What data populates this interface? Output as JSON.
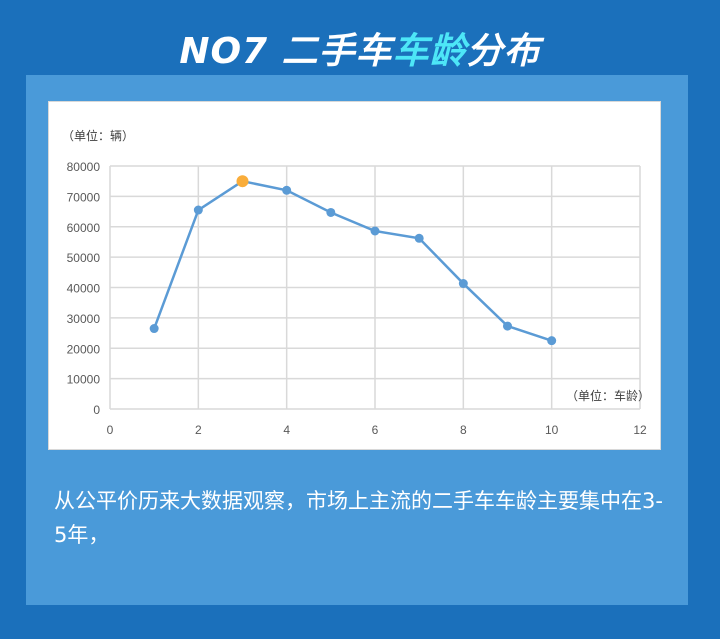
{
  "header": {
    "title_prefix": "NO7 二手车",
    "title_highlight": "车龄",
    "title_suffix": "分布"
  },
  "chart_data": {
    "type": "line",
    "ylabel": "（单位：辆）",
    "xlabel": "（单位：车龄）",
    "x": [
      1,
      2,
      3,
      4,
      5,
      6,
      7,
      8,
      9,
      10
    ],
    "values": [
      26500,
      65500,
      75000,
      72000,
      64700,
      58600,
      56200,
      41300,
      27300,
      22500
    ],
    "highlight_index": 2,
    "xlim": [
      0,
      12
    ],
    "ylim": [
      0,
      80000
    ],
    "xticks": [
      0,
      2,
      4,
      6,
      8,
      10,
      12
    ],
    "yticks": [
      0,
      10000,
      20000,
      30000,
      40000,
      50000,
      60000,
      70000,
      80000
    ],
    "grid": true,
    "colors": {
      "line": "#5b9bd5",
      "highlight": "#f9ad3b"
    }
  },
  "caption": "从公平价历来大数据观察，市场上主流的二手车车龄主要集中在3-5年，"
}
☆ ☆ ☆ ☆ ☆ ☆ ☆
▶ **What to do**
Without the pictures, transcribe the listing above exactly.

▶ **Exercise answer**
What data populates this interface? Output as JSON.
{
  "header": {
    "title_prefix": "NO7 二手车",
    "title_highlight": "车龄",
    "title_suffix": "分布"
  },
  "chart_data": {
    "type": "line",
    "ylabel": "（单位：辆）",
    "xlabel": "（单位：车龄）",
    "x": [
      1,
      2,
      3,
      4,
      5,
      6,
      7,
      8,
      9,
      10
    ],
    "values": [
      26500,
      65500,
      75000,
      72000,
      64700,
      58600,
      56200,
      41300,
      27300,
      22500
    ],
    "highlight_index": 2,
    "xlim": [
      0,
      12
    ],
    "ylim": [
      0,
      80000
    ],
    "xticks": [
      0,
      2,
      4,
      6,
      8,
      10,
      12
    ],
    "yticks": [
      0,
      10000,
      20000,
      30000,
      40000,
      50000,
      60000,
      70000,
      80000
    ],
    "grid": true,
    "colors": {
      "line": "#5b9bd5",
      "highlight": "#f9ad3b"
    }
  },
  "caption": "从公平价历来大数据观察，市场上主流的二手车车龄主要集中在3-5年，"
}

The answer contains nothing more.